- _EXERCISE DETAILS_
Every line must be returned precisely as it is written.

- _ITEMS_
<<<<

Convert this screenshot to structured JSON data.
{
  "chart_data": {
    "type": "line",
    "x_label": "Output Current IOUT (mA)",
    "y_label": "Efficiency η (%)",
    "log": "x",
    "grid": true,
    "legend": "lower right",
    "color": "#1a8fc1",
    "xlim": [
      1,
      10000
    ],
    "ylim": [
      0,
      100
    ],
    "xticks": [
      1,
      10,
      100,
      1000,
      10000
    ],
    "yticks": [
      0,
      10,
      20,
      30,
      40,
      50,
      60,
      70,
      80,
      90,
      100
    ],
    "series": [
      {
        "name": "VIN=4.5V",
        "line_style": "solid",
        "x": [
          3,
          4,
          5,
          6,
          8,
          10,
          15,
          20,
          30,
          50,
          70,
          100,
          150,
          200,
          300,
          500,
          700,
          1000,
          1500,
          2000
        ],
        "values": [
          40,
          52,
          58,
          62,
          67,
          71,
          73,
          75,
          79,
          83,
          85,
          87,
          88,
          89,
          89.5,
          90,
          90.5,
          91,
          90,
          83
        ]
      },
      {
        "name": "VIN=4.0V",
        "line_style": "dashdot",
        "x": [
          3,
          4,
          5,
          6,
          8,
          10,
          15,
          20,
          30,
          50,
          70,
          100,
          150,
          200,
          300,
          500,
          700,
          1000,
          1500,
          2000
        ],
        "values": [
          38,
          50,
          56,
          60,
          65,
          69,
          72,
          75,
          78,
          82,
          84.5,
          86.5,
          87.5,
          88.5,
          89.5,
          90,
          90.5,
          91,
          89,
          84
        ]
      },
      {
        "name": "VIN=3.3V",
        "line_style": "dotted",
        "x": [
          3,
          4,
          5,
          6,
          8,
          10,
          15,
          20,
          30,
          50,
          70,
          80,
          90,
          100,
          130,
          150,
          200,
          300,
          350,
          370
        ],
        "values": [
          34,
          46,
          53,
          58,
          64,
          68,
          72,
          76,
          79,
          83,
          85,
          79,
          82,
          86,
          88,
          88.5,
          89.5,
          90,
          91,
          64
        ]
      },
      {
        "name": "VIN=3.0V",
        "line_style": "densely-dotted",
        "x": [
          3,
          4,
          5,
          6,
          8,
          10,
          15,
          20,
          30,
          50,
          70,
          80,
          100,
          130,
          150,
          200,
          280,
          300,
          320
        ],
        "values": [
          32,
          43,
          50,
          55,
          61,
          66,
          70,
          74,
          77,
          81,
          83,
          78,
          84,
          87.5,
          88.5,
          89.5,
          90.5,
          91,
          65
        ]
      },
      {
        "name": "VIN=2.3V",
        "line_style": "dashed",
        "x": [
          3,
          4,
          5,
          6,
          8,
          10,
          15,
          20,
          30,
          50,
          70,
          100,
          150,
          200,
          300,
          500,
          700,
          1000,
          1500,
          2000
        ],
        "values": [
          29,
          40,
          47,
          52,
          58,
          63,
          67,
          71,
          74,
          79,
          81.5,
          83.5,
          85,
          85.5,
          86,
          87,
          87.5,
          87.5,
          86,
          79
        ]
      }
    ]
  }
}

>>>>

- _FULL RESPONSE_
Convert this screenshot to structured JSON data.
{
  "chart_data": {
    "type": "line",
    "x_label": "Output Current IOUT (mA)",
    "y_label": "Efficiency η (%)",
    "log": "x",
    "grid": true,
    "legend": "lower right",
    "color": "#1a8fc1",
    "xlim": [
      1,
      10000
    ],
    "ylim": [
      0,
      100
    ],
    "xticks": [
      1,
      10,
      100,
      1000,
      10000
    ],
    "yticks": [
      0,
      10,
      20,
      30,
      40,
      50,
      60,
      70,
      80,
      90,
      100
    ],
    "series": [
      {
        "name": "VIN=4.5V",
        "line_style": "solid",
        "x": [
          3,
          4,
          5,
          6,
          8,
          10,
          15,
          20,
          30,
          50,
          70,
          100,
          150,
          200,
          300,
          500,
          700,
          1000,
          1500,
          2000
        ],
        "values": [
          40,
          52,
          58,
          62,
          67,
          71,
          73,
          75,
          79,
          83,
          85,
          87,
          88,
          89,
          89.5,
          90,
          90.5,
          91,
          90,
          83
        ]
      },
      {
        "name": "VIN=4.0V",
        "line_style": "dashdot",
        "x": [
          3,
          4,
          5,
          6,
          8,
          10,
          15,
          20,
          30,
          50,
          70,
          100,
          150,
          200,
          300,
          500,
          700,
          1000,
          1500,
          2000
        ],
        "values": [
          38,
          50,
          56,
          60,
          65,
          69,
          72,
          75,
          78,
          82,
          84.5,
          86.5,
          87.5,
          88.5,
          89.5,
          90,
          90.5,
          91,
          89,
          84
        ]
      },
      {
        "name": "VIN=3.3V",
        "line_style": "dotted",
        "x": [
          3,
          4,
          5,
          6,
          8,
          10,
          15,
          20,
          30,
          50,
          70,
          80,
          90,
          100,
          130,
          150,
          200,
          300,
          350,
          370
        ],
        "values": [
          34,
          46,
          53,
          58,
          64,
          68,
          72,
          76,
          79,
          83,
          85,
          79,
          82,
          86,
          88,
          88.5,
          89.5,
          90,
          91,
          64
        ]
      },
      {
        "name": "VIN=3.0V",
        "line_style": "densely-dotted",
        "x": [
          3,
          4,
          5,
          6,
          8,
          10,
          15,
          20,
          30,
          50,
          70,
          80,
          100,
          130,
          150,
          200,
          280,
          300,
          320
        ],
        "values": [
          32,
          43,
          50,
          55,
          61,
          66,
          70,
          74,
          77,
          81,
          83,
          78,
          84,
          87.5,
          88.5,
          89.5,
          90.5,
          91,
          65
        ]
      },
      {
        "name": "VIN=2.3V",
        "line_style": "dashed",
        "x": [
          3,
          4,
          5,
          6,
          8,
          10,
          15,
          20,
          30,
          50,
          70,
          100,
          150,
          200,
          300,
          500,
          700,
          1000,
          1500,
          2000
        ],
        "values": [
          29,
          40,
          47,
          52,
          58,
          63,
          67,
          71,
          74,
          79,
          81.5,
          83.5,
          85,
          85.5,
          86,
          87,
          87.5,
          87.5,
          86,
          79
        ]
      }
    ]
  }
}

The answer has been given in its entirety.